## GIVEN PROBLEM
List each line holding the string "color".

## THE DATA
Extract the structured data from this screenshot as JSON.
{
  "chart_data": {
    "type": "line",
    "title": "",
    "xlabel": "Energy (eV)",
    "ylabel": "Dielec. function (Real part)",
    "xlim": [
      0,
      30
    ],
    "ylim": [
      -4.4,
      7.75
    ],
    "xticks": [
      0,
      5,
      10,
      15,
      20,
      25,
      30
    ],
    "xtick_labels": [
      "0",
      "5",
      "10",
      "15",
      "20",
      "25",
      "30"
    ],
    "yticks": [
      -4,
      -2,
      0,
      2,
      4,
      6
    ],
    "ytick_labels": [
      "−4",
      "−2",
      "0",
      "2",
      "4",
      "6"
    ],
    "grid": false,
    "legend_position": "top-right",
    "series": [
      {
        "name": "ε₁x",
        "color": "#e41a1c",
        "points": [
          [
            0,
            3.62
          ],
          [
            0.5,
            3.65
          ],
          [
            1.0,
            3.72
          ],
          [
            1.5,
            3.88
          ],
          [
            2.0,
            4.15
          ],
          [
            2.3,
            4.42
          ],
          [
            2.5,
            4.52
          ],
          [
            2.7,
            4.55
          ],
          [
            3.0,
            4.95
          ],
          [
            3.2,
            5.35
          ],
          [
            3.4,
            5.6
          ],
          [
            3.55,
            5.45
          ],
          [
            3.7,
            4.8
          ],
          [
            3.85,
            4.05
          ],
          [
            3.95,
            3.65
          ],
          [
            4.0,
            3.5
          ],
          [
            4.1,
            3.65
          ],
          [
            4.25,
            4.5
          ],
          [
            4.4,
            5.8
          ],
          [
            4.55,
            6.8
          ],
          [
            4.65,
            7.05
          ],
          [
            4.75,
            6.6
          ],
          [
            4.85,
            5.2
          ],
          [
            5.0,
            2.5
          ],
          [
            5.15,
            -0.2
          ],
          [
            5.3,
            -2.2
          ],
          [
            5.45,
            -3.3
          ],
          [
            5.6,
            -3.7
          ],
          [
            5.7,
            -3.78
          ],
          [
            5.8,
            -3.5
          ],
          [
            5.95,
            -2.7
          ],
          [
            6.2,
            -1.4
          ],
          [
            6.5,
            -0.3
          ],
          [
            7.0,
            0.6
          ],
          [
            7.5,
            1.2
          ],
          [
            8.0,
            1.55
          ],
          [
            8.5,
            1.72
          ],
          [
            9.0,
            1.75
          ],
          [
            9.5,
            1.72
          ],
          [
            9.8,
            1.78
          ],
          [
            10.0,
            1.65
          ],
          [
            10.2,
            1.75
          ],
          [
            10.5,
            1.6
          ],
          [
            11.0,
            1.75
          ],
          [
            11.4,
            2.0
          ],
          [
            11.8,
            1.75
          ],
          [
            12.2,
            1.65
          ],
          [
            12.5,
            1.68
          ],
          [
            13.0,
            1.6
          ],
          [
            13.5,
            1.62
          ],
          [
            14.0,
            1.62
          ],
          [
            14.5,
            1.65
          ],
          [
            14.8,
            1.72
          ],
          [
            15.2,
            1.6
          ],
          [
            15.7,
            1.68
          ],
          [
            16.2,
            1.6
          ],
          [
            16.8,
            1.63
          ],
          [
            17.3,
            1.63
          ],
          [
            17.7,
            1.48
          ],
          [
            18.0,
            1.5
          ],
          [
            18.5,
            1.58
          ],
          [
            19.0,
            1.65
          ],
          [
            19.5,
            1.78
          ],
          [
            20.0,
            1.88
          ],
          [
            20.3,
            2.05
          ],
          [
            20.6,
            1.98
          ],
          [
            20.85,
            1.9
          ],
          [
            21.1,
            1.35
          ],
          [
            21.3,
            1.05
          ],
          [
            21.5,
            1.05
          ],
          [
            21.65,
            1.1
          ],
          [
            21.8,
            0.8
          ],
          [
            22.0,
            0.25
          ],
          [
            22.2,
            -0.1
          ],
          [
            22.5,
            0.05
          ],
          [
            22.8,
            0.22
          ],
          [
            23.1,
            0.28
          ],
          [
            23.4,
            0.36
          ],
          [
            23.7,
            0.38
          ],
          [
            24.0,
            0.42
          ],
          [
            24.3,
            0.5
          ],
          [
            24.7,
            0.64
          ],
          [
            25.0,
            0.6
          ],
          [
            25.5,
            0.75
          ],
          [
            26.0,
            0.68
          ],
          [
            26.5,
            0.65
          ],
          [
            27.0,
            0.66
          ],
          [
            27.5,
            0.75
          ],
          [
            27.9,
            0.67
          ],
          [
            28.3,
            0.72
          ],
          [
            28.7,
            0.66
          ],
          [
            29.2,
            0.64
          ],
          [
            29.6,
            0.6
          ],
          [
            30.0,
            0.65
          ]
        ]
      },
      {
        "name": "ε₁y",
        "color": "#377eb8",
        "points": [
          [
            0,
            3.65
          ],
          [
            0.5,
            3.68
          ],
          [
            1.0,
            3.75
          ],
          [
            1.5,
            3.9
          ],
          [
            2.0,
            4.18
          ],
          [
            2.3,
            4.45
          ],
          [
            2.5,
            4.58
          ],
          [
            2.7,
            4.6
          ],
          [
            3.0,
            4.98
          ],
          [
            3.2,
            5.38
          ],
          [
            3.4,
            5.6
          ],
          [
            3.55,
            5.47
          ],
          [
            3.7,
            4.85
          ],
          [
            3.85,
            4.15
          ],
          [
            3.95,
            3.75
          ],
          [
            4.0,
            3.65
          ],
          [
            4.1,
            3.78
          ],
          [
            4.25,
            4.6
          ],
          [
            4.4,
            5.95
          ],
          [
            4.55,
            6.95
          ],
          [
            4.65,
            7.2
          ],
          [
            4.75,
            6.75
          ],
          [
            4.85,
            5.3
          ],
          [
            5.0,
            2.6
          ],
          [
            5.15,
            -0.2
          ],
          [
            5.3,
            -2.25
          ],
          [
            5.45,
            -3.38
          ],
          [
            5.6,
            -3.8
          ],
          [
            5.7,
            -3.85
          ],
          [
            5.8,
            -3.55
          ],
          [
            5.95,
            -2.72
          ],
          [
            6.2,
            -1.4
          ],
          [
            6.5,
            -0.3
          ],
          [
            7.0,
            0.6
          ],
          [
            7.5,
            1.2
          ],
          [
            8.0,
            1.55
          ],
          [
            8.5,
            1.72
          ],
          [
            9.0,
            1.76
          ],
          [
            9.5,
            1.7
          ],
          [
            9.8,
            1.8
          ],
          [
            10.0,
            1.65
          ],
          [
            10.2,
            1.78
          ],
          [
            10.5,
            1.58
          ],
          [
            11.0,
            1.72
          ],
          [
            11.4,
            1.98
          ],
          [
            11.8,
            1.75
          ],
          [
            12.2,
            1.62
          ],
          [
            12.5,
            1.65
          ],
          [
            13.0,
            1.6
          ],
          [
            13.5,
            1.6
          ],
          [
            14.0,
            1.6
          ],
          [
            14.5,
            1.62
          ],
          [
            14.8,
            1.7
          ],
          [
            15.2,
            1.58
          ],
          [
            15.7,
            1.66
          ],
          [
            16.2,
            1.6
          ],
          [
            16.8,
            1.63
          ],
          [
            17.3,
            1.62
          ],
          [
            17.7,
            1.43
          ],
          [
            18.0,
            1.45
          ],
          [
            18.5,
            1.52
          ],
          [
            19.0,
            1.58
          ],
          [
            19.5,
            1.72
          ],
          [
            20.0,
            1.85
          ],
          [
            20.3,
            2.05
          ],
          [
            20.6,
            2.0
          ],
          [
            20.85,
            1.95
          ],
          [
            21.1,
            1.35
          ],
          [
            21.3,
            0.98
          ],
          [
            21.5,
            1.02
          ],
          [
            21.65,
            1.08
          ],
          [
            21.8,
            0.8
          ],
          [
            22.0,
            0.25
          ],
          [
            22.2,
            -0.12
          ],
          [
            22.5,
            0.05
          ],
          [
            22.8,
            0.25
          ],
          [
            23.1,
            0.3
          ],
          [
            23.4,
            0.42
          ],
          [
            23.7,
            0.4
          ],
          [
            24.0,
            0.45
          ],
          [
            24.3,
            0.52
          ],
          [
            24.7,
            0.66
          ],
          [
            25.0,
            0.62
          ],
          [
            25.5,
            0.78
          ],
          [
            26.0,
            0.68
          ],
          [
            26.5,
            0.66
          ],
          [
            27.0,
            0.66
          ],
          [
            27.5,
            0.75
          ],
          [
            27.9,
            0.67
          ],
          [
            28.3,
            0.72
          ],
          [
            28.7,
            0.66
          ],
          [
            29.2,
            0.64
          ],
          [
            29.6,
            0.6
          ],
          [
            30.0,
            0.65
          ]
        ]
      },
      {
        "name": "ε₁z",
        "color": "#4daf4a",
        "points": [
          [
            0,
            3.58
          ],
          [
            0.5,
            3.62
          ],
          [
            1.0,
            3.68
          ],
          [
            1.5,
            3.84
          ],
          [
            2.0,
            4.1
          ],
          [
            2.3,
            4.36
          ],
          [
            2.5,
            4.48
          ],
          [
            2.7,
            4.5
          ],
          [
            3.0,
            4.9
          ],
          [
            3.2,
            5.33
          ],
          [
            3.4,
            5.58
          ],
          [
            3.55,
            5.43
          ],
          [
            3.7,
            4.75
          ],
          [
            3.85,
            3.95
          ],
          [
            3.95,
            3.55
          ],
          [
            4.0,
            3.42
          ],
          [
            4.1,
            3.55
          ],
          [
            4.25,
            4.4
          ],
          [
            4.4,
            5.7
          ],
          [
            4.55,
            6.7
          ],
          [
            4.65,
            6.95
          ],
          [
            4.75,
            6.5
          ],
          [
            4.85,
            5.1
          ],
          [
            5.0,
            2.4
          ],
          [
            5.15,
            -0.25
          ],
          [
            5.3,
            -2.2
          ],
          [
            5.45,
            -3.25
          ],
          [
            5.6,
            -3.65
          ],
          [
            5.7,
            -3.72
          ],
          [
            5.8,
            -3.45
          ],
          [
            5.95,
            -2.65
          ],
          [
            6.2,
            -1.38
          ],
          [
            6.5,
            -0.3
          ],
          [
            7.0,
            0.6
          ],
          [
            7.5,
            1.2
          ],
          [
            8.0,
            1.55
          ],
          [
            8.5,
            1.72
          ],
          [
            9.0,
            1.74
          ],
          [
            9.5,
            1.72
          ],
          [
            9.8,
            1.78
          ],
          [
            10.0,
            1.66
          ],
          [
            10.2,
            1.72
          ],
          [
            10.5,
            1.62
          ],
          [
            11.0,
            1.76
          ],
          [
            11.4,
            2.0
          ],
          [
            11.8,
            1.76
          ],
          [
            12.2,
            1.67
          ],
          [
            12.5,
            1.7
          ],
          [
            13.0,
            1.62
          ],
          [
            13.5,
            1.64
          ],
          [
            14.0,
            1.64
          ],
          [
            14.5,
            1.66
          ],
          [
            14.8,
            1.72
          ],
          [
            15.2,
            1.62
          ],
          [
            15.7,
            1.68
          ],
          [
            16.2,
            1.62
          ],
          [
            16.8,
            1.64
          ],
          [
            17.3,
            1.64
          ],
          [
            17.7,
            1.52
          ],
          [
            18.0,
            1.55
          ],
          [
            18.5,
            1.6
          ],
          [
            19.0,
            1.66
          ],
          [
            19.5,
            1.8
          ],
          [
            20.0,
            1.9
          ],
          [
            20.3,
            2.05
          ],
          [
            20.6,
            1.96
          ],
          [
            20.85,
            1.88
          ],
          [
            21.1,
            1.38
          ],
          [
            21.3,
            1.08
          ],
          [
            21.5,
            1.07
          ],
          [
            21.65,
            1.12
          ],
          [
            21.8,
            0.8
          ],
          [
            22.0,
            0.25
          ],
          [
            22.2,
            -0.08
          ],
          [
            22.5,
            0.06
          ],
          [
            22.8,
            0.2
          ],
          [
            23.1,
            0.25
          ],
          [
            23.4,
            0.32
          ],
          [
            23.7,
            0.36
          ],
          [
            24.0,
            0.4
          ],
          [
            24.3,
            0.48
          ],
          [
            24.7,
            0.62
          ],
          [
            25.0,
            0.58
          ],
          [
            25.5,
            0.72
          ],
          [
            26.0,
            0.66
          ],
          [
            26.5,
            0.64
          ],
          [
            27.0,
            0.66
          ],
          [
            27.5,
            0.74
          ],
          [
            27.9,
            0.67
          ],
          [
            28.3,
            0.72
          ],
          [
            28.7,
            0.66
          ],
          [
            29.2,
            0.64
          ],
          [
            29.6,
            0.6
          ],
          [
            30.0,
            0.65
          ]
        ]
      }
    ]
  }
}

## EXERCISE RESULT
        "color": "#e41a1c",
        "color": "#377eb8",
        "color": "#4daf4a",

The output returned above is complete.